start

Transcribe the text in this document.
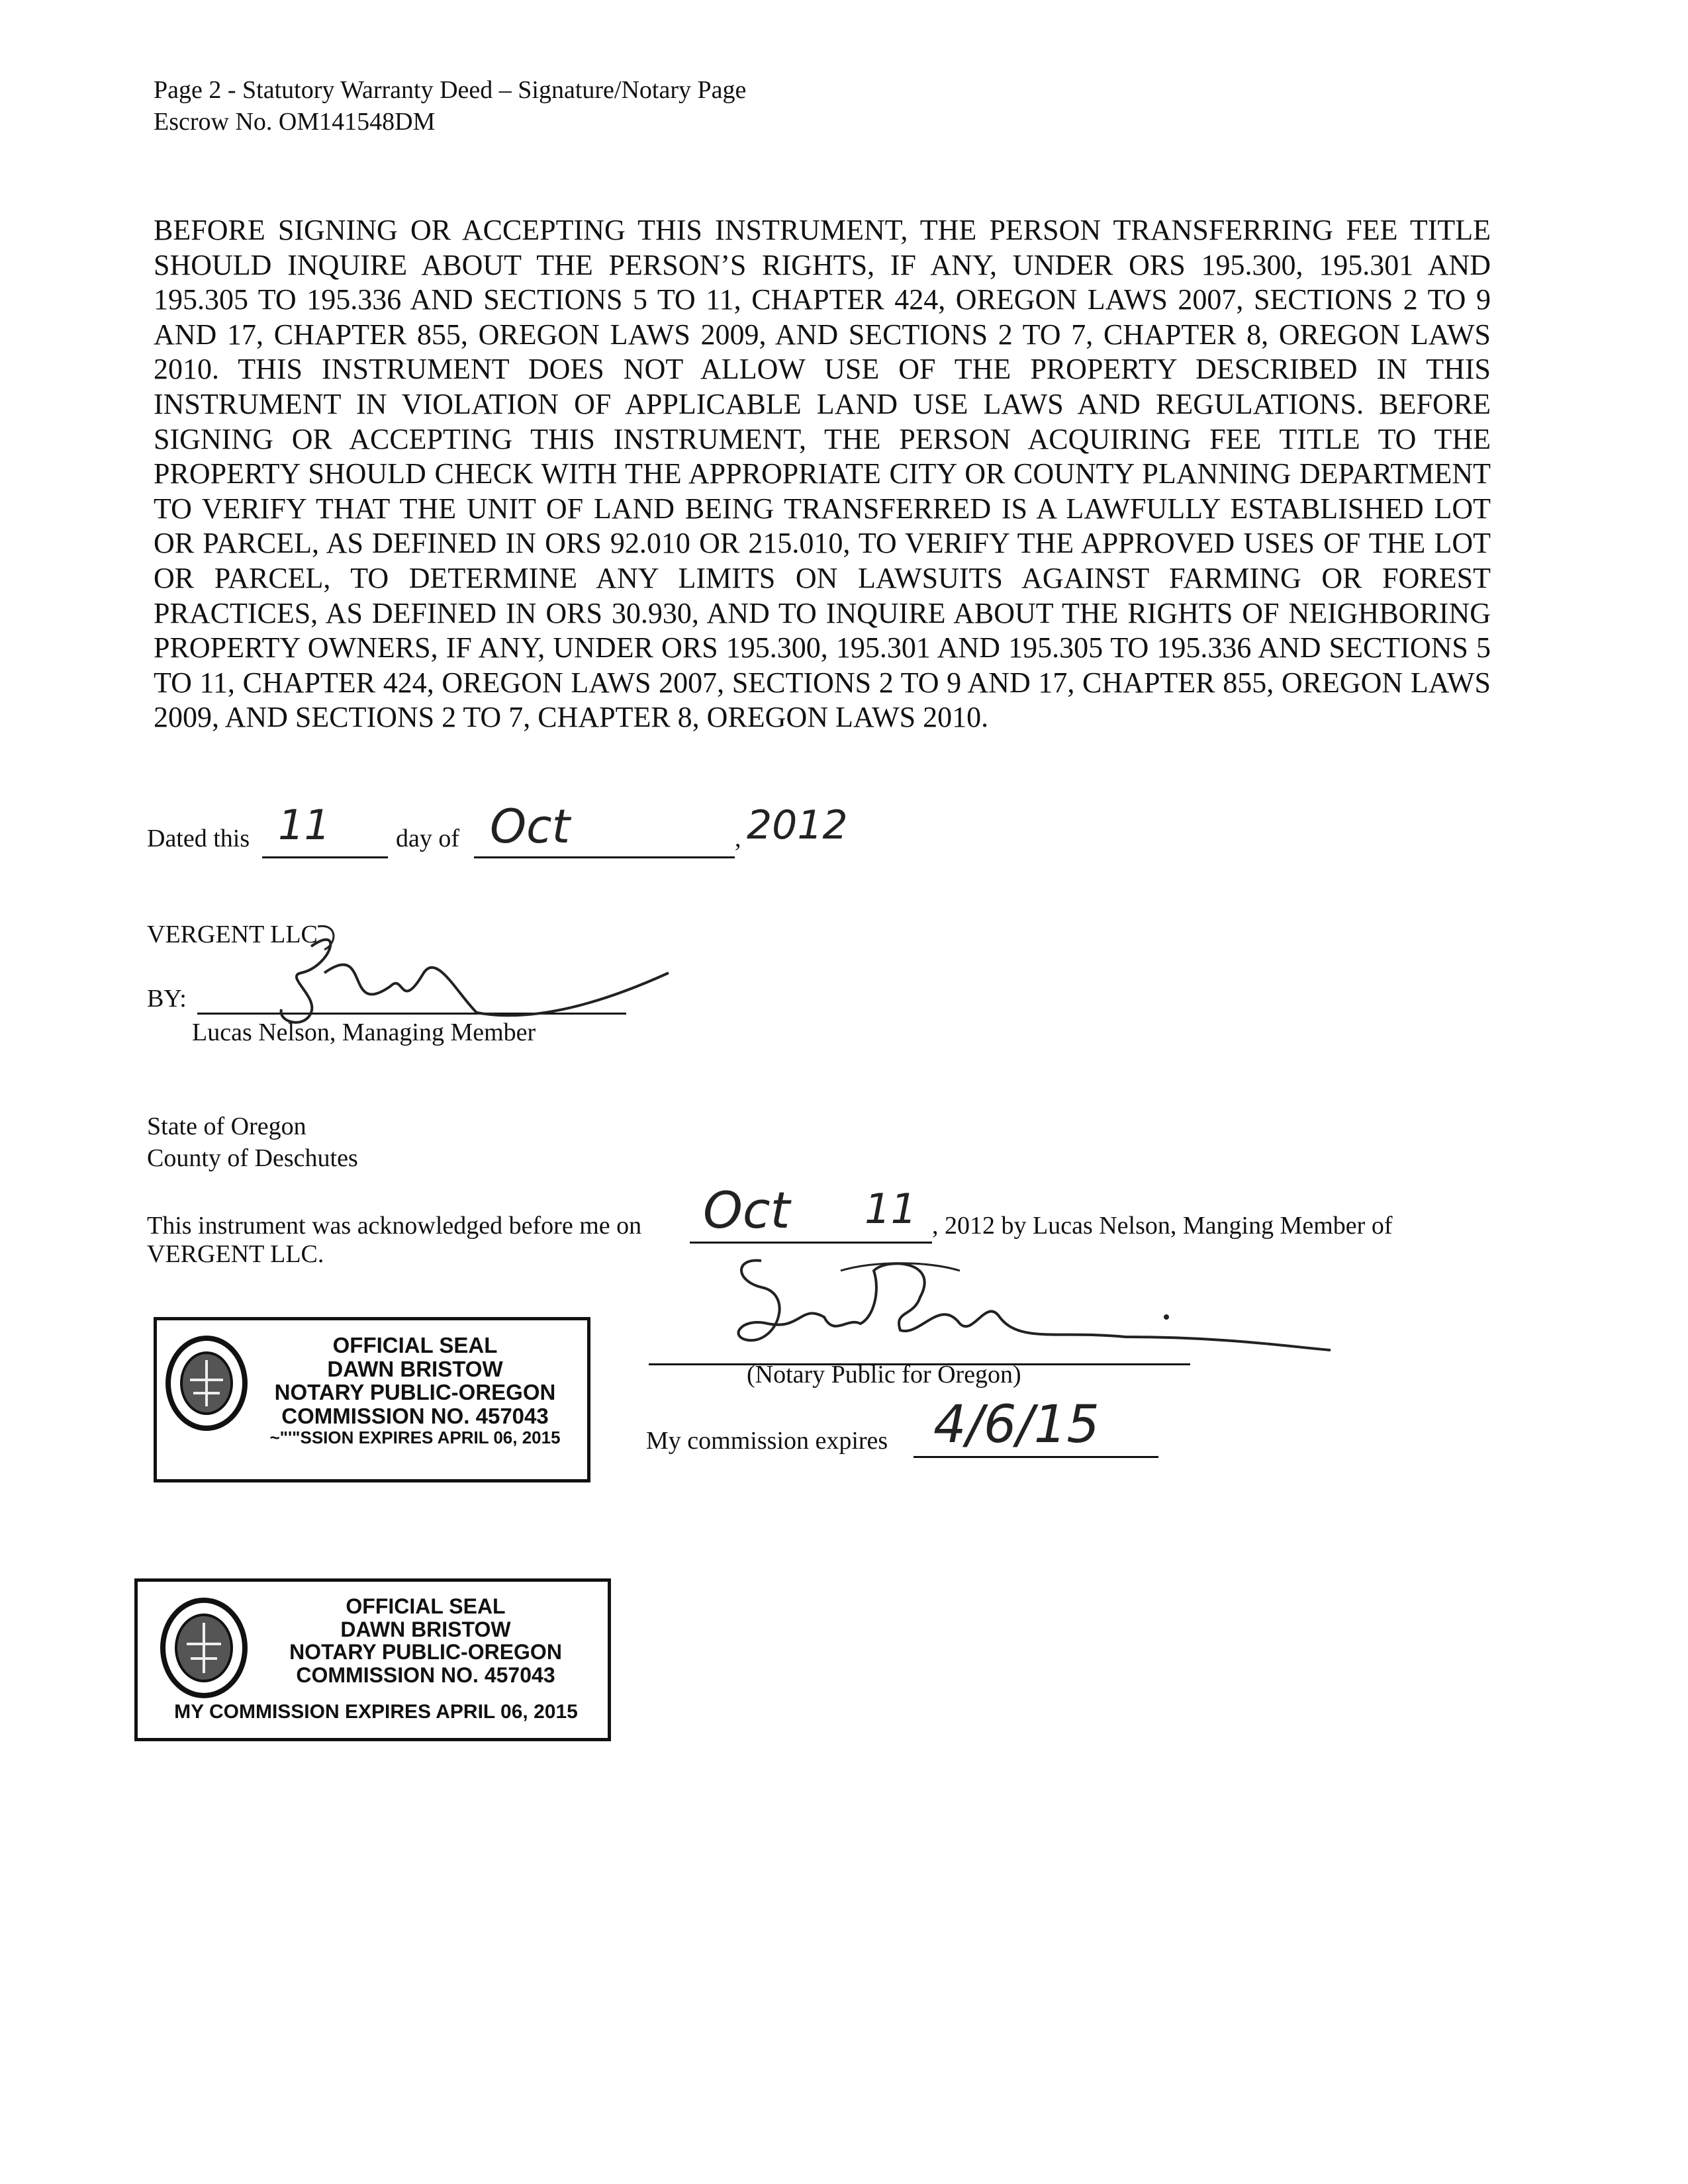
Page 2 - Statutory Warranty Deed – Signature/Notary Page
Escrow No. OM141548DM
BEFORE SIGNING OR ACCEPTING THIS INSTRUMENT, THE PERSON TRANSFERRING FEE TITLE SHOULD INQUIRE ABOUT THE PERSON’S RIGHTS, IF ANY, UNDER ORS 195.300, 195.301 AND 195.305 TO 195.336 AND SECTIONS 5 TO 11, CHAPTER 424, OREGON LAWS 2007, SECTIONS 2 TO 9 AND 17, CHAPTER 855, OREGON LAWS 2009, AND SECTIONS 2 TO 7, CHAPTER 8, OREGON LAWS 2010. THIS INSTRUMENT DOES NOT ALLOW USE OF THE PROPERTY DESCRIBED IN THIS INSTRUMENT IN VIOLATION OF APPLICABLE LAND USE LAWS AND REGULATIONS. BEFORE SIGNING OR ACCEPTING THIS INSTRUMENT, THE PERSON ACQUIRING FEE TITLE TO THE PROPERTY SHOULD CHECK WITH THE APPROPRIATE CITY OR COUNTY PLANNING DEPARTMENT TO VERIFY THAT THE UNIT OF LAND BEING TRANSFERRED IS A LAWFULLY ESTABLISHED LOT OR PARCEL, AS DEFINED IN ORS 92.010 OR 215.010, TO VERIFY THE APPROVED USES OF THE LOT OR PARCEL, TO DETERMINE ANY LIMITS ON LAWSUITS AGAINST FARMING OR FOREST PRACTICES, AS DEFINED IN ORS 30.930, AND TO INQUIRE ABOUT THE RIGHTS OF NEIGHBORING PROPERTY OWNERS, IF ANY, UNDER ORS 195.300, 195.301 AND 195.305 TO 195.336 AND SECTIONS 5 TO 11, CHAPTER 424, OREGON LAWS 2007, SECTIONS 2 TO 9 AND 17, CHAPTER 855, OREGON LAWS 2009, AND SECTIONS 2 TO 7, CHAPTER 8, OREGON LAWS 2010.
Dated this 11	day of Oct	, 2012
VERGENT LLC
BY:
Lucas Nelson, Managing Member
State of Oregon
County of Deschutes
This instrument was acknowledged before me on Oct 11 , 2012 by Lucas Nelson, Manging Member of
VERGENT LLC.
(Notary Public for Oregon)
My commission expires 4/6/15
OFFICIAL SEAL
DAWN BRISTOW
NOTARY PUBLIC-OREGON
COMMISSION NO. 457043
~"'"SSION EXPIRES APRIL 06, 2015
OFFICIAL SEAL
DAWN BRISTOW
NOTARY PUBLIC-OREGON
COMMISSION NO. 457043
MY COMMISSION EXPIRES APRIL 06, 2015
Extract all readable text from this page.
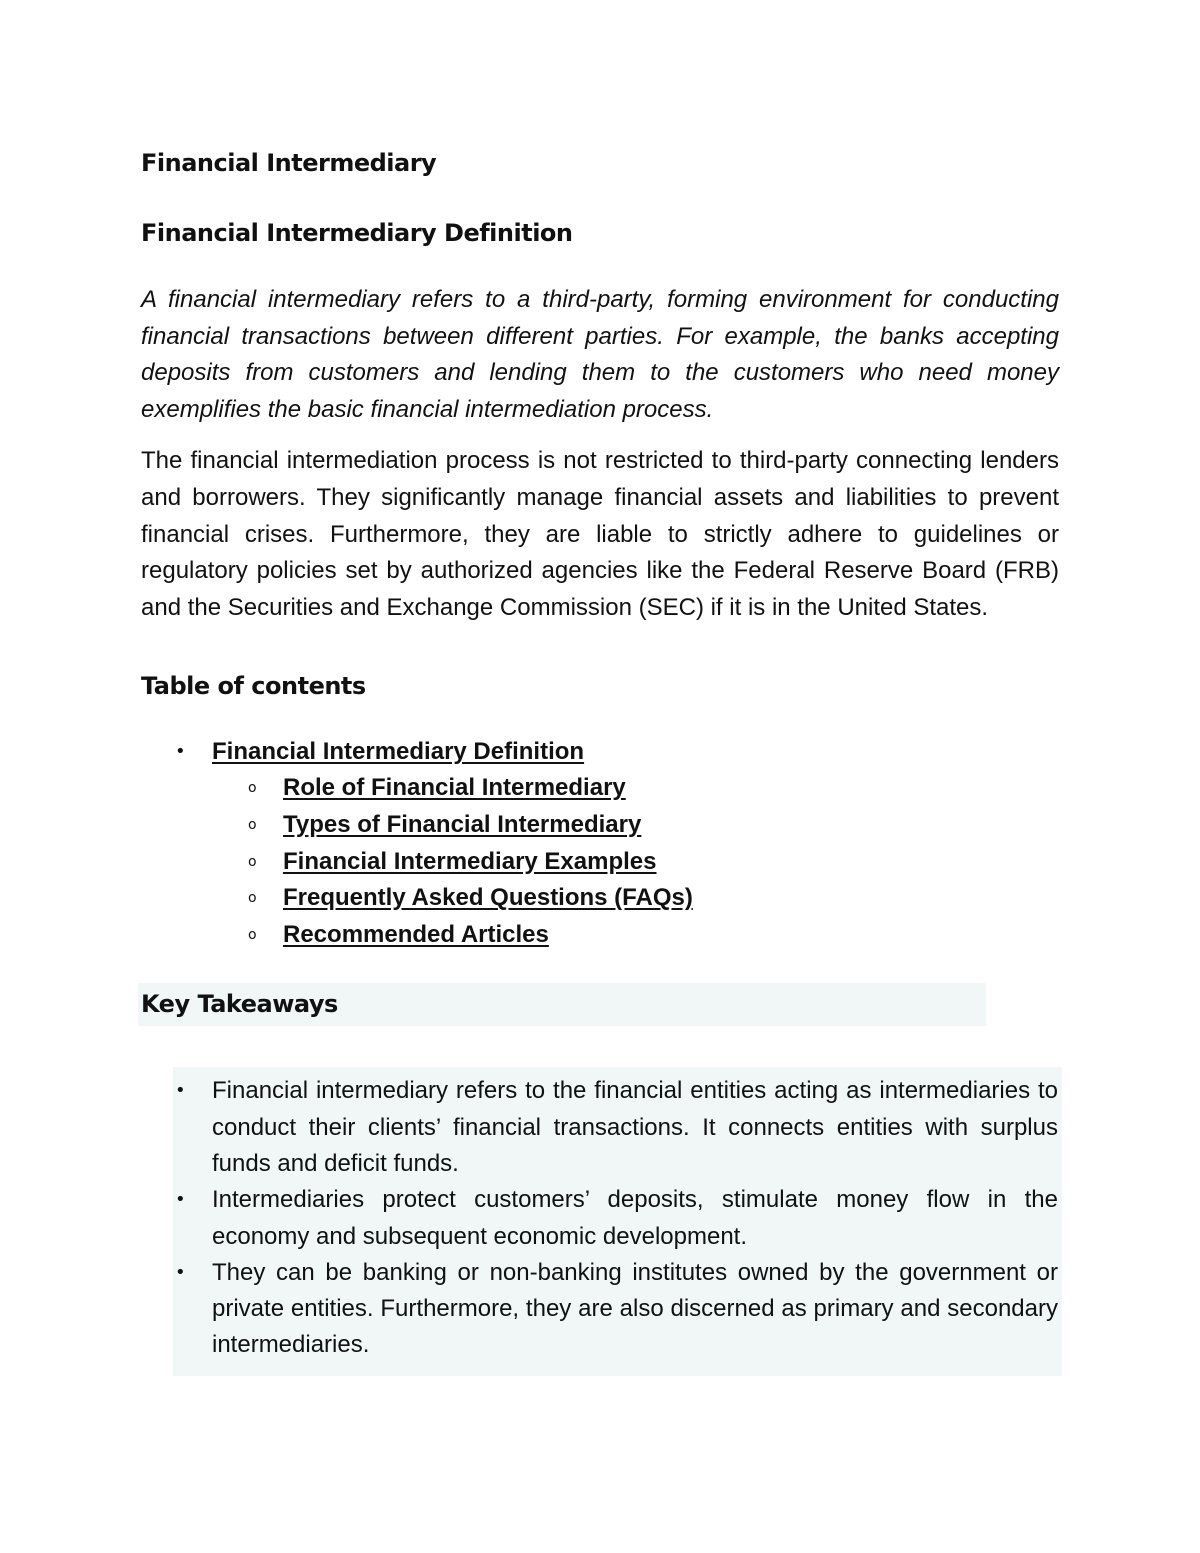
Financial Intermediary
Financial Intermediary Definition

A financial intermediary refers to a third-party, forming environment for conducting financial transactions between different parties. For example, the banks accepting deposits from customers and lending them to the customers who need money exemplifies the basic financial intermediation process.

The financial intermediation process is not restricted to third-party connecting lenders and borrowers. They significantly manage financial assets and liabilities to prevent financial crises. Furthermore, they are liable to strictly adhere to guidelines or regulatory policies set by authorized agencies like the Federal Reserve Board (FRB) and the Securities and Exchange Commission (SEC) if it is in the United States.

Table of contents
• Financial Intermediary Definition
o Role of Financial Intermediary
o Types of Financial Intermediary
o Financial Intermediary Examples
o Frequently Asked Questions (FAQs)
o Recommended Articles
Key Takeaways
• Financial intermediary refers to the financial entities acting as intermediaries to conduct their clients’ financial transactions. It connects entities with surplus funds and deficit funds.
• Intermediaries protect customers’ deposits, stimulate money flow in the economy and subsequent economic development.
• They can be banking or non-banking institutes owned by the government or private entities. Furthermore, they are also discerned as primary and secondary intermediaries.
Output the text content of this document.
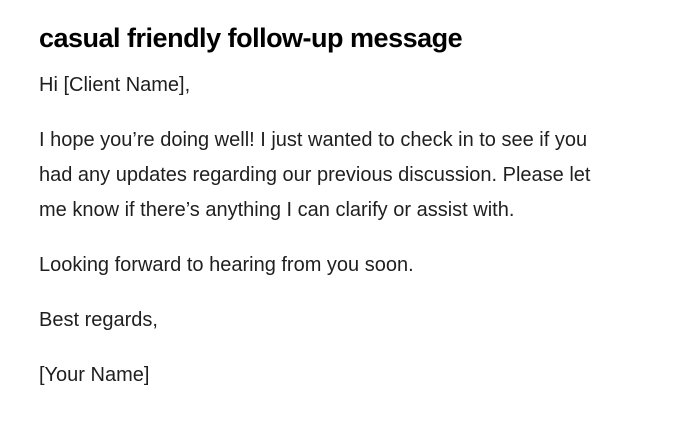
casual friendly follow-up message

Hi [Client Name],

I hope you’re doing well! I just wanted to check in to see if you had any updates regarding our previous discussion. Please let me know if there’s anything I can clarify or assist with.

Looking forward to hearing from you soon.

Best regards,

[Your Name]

end

DIRECTIONS FOR THIS TASK.
Check every line of the material for the string "party" and give the number of lines that have it, without anything else.

OUTPUT OF THE TASK.
2